(TASK INPUTS)
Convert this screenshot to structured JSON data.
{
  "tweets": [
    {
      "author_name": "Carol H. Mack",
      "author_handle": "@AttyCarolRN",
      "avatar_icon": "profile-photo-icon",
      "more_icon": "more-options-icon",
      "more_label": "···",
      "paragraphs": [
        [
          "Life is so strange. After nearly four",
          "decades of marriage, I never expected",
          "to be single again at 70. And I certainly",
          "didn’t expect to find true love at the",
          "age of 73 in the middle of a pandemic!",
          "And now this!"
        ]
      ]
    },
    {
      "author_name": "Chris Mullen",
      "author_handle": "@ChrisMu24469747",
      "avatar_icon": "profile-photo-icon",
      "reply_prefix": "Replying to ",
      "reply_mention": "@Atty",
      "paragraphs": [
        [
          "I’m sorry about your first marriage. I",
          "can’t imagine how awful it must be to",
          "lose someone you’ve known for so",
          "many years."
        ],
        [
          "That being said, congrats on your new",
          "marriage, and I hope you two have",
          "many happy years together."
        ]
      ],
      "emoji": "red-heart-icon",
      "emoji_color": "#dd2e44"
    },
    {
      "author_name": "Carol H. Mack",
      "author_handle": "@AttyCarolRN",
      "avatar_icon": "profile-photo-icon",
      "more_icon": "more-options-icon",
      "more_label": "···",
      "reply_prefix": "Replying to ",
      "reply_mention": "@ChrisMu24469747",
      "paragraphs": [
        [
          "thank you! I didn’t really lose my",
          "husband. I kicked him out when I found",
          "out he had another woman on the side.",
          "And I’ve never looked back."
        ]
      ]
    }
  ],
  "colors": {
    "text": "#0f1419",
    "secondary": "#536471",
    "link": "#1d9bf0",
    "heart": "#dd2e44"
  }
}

...

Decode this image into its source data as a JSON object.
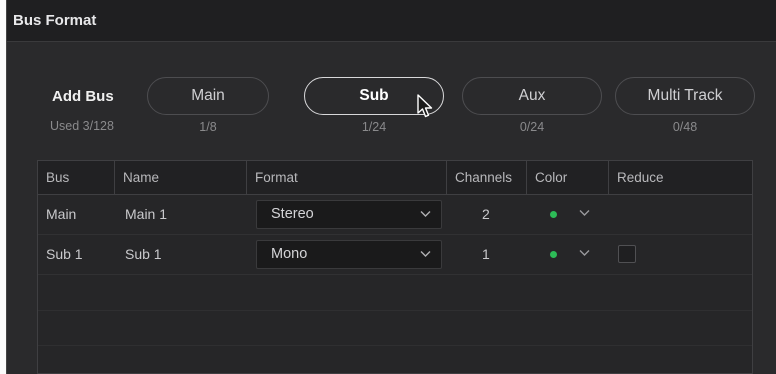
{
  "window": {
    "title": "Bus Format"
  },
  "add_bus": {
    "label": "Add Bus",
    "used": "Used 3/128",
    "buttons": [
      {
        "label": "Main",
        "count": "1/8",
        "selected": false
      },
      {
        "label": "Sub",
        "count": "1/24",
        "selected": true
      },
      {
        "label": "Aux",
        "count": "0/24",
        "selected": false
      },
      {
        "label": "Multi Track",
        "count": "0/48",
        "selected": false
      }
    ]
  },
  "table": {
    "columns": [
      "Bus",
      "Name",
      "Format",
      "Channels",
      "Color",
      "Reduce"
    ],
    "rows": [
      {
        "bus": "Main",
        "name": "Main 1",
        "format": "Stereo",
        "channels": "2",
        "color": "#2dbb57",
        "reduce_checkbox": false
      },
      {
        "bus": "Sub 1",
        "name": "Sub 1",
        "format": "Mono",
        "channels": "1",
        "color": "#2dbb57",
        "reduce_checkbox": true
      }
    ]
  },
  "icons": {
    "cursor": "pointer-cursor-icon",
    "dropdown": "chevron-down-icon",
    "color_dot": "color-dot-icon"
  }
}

* * *

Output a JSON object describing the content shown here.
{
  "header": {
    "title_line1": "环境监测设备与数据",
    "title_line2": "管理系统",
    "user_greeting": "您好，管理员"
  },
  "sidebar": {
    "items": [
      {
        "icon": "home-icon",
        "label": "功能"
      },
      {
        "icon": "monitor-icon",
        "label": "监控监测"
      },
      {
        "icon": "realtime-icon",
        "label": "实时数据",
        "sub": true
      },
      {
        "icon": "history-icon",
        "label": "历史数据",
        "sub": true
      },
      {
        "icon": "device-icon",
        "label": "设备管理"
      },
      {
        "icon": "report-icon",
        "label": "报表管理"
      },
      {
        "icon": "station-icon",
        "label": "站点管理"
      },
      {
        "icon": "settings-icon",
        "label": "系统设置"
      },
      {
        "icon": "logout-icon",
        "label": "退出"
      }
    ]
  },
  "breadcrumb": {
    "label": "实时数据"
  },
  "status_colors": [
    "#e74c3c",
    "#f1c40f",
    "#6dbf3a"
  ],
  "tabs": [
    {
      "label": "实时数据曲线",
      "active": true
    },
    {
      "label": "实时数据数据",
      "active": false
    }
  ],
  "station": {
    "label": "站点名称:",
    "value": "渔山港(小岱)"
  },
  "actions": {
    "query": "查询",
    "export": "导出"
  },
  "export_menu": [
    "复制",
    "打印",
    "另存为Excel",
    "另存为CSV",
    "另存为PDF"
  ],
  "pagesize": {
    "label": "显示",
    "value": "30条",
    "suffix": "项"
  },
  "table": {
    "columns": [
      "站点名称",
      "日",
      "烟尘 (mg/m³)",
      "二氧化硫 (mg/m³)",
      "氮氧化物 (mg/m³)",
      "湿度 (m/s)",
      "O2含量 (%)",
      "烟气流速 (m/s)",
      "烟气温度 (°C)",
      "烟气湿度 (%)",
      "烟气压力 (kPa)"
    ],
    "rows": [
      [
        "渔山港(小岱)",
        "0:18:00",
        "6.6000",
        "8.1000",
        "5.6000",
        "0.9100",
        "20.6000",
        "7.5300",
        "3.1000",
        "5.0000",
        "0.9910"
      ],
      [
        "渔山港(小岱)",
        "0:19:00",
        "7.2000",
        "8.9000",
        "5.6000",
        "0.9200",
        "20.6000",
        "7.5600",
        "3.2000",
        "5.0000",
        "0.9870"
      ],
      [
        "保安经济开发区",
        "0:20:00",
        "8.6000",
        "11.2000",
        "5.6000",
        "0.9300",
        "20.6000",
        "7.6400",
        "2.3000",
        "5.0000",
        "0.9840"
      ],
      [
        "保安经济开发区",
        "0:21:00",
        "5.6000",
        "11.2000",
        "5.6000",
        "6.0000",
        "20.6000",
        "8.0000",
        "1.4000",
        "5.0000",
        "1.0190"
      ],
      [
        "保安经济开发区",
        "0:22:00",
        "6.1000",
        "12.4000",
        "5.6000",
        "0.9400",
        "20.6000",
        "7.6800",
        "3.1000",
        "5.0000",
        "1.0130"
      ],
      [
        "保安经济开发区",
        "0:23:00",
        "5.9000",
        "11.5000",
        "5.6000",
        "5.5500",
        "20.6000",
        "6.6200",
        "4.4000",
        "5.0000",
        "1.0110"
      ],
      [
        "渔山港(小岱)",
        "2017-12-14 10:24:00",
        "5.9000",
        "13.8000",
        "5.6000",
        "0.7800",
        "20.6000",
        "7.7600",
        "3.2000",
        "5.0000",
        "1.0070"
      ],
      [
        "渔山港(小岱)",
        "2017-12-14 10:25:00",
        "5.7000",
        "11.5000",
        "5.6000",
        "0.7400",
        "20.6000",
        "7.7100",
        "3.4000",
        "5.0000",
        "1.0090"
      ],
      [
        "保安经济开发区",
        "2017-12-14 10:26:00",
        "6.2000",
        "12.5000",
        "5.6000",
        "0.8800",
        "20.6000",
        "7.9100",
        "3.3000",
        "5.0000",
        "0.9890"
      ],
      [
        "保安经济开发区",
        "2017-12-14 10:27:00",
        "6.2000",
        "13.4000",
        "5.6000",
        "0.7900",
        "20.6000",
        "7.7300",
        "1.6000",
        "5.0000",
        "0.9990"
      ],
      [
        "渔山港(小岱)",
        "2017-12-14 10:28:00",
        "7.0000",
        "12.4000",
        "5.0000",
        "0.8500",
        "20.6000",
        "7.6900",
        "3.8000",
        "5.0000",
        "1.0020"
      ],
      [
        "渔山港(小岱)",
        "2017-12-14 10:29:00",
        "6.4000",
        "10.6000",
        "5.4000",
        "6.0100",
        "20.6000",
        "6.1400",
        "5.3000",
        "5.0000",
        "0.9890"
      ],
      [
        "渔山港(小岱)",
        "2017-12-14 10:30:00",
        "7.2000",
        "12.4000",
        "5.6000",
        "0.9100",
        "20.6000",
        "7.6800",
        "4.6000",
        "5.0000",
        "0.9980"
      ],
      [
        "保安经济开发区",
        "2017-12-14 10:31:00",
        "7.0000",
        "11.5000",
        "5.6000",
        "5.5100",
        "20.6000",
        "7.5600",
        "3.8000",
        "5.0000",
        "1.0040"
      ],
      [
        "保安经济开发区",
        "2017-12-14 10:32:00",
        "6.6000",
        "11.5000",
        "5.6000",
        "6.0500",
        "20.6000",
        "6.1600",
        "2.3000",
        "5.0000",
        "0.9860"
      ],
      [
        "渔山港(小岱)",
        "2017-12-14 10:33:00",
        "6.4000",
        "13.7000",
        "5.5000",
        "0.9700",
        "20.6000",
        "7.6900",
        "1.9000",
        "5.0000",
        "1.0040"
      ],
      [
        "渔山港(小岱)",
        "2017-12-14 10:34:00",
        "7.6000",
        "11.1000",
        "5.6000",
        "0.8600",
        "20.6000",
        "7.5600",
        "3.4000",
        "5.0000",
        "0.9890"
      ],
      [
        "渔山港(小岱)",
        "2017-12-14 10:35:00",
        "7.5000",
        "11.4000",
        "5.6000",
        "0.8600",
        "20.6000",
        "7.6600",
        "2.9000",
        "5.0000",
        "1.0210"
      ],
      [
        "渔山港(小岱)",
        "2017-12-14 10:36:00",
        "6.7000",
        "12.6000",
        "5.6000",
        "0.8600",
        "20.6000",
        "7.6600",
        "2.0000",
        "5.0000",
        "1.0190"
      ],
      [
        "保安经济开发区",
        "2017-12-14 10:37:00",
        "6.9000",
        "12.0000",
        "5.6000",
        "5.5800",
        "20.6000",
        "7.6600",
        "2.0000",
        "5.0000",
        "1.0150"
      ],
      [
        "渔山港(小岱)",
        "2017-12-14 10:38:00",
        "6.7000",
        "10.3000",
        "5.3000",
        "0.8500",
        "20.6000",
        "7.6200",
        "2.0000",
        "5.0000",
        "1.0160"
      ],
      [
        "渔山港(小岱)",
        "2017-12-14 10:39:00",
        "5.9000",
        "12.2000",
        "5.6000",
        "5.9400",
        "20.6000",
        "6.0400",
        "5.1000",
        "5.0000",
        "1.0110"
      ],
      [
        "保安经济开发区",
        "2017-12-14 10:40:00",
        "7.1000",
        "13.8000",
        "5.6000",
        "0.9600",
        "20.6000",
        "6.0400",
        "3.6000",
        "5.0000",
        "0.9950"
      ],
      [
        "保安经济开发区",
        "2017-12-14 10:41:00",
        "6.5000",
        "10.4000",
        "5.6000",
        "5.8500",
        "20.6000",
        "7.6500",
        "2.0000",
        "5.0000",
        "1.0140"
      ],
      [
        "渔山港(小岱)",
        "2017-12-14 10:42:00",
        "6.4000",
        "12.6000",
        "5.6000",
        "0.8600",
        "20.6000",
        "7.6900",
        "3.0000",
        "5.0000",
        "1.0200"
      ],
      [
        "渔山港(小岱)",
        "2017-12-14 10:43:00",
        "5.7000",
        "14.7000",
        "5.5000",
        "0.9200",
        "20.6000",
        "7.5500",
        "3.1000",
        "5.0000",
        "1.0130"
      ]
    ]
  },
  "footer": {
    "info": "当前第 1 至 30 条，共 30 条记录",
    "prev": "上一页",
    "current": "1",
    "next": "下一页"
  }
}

(DO THIS)
Locate and copy each line in the data above that includes the word "JSON".

(THE RESPONSE)
Convert this screenshot to structured JSON data.
Decode this image into its source data as a JSON object.
Output a JSON object describing the content shown here.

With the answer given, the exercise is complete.